THE PROBLEM => Return each line of the records holding the string "tecnologia".

Records from a dataset
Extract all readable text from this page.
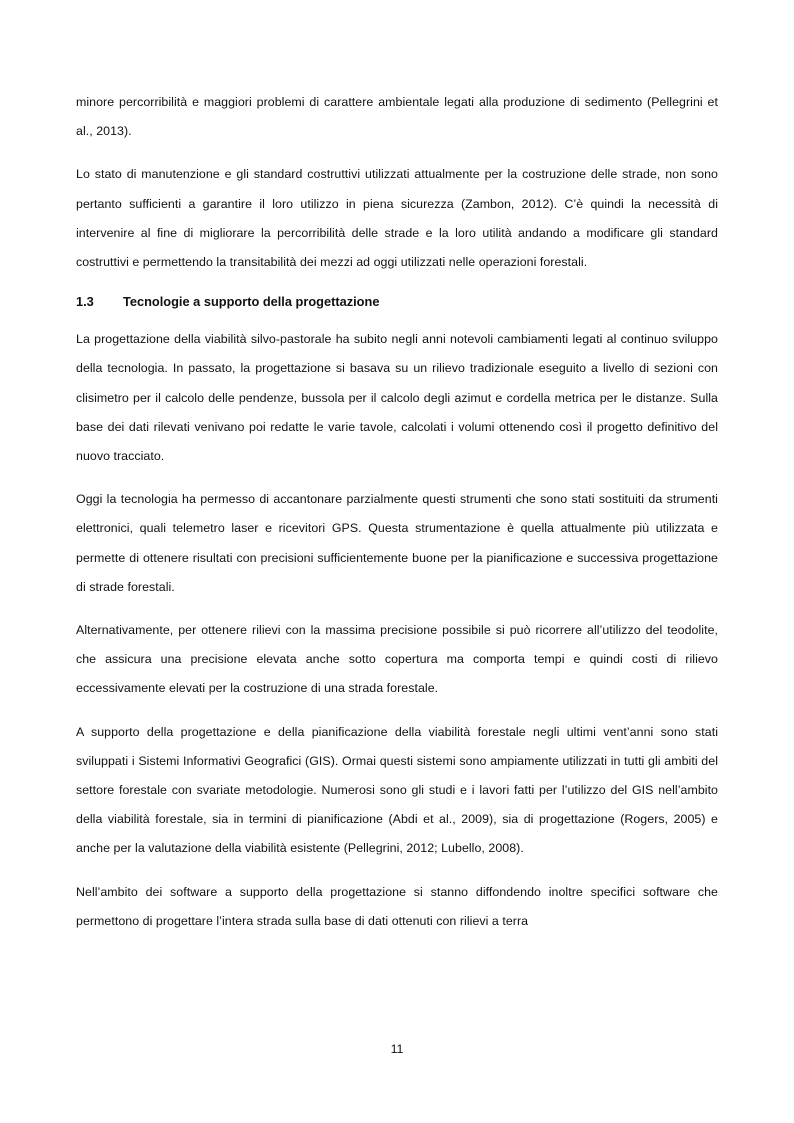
minore percorribilità e maggiori problemi di carattere ambientale legati alla produzione di sedimento (Pellegrini et al., 2013).

Lo stato di manutenzione e gli standard costruttivi utilizzati attualmente per la costruzione delle strade, non sono pertanto sufficienti a garantire il loro utilizzo in piena sicurezza (Zambon, 2012). C’è quindi la necessità di intervenire al fine di migliorare la percorribilità delle strade e la loro utilità andando a modificare gli standard costruttivi e permettendo la transitabilità dei mezzi ad oggi utilizzati nelle operazioni forestali.

1.3	Tecnologie a supporto della progettazione

La progettazione della viabilità silvo-pastorale ha subito negli anni notevoli cambiamenti legati al continuo sviluppo della tecnologia. In passato, la progettazione si basava su un rilievo tradizionale eseguito a livello di sezioni con clisimetro per il calcolo delle pendenze, bussola per il calcolo degli azimut e cordella metrica per le distanze. Sulla base dei dati rilevati venivano poi redatte le varie tavole, calcolati i volumi ottenendo così il progetto definitivo del nuovo tracciato.

Oggi la tecnologia ha permesso di accantonare parzialmente questi strumenti che sono stati sostituiti da strumenti elettronici, quali telemetro laser e ricevitori GPS. Questa strumentazione è quella attualmente più utilizzata e permette di ottenere risultati con precisioni sufficientemente buone per la pianificazione e successiva progettazione di strade forestali.

Alternativamente, per ottenere rilievi con la massima precisione possibile si può ricorrere all’utilizzo del teodolite, che assicura una precisione elevata anche sotto copertura ma comporta tempi e quindi costi di rilievo eccessivamente elevati per la costruzione di una strada forestale.

A supporto della progettazione e della pianificazione della viabilità forestale negli ultimi vent’anni sono stati sviluppati i Sistemi Informativi Geografici (GIS). Ormai questi sistemi sono ampiamente utilizzati in tutti gli ambiti del settore forestale con svariate metodologie. Numerosi sono gli studi e i lavori fatti per l’utilizzo del GIS nell’ambito della viabilità forestale, sia in termini di pianificazione (Abdi et al., 2009), sia di progettazione (Rogers, 2005) e anche per la valutazione della viabilità esistente (Pellegrini, 2012; Lubello, 2008).

Nell’ambito dei software a supporto della progettazione si stanno diffondendo inoltre specifici software che permettono di progettare l’intera strada sulla base di dati ottenuti con rilievi a terra

11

TASK ANSWER =>
La progettazione della viabilità silvo-pastorale ha subito negli anni notevoli cambiamenti legati al continuo sviluppo della tecnologia. In passato, la progettazione si basava su un rilievo tradizionale eseguito a livello di sezioni con clisimetro per il calcolo delle pendenze, bussola per il calcolo degli azimut e cordella metrica per le distanze. Sulla base dei dati rilevati venivano poi redatte le varie tavole, calcolati i volumi ottenendo così il progetto definitivo del nuovo tracciato.
Oggi la tecnologia ha permesso di accantonare parzialmente questi strumenti che sono stati sostituiti da strumenti elettronici, quali telemetro laser e ricevitori GPS. Questa strumentazione è quella attualmente più utilizzata e permette di ottenere risultati con precisioni sufficientemente buone per la pianificazione e successiva progettazione di strade forestali.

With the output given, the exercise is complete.